=== MATERIAL SHOWN ===
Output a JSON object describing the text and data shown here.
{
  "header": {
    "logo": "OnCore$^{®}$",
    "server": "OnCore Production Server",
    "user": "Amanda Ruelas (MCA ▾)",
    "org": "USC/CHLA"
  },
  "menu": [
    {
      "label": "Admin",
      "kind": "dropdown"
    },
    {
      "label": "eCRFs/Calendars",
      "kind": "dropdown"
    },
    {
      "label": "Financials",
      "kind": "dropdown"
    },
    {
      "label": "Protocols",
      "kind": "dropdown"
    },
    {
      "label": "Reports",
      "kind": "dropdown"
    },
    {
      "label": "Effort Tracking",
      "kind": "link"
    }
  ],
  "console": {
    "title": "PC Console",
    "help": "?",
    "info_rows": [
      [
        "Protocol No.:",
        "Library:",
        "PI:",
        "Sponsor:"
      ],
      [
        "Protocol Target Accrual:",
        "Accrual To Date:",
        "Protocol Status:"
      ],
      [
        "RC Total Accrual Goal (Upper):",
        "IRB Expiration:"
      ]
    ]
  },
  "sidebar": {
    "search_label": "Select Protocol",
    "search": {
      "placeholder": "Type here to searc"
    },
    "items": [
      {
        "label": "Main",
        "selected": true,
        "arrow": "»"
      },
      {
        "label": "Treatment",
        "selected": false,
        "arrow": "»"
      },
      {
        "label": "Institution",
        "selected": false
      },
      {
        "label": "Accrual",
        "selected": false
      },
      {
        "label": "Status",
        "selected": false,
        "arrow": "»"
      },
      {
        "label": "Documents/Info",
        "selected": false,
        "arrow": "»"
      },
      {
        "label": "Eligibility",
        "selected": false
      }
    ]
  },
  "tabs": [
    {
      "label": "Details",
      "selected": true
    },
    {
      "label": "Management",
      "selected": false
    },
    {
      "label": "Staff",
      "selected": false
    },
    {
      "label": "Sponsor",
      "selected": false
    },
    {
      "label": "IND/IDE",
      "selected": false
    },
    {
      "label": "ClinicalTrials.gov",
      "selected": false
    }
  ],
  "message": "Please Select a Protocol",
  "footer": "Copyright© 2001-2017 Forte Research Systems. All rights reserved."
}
===
*YOUR GOAL*: Go through the records line by line and count those containing the string "OnCore". Give only the total.

*ANSWER FOR THIS EXERCISE*: 2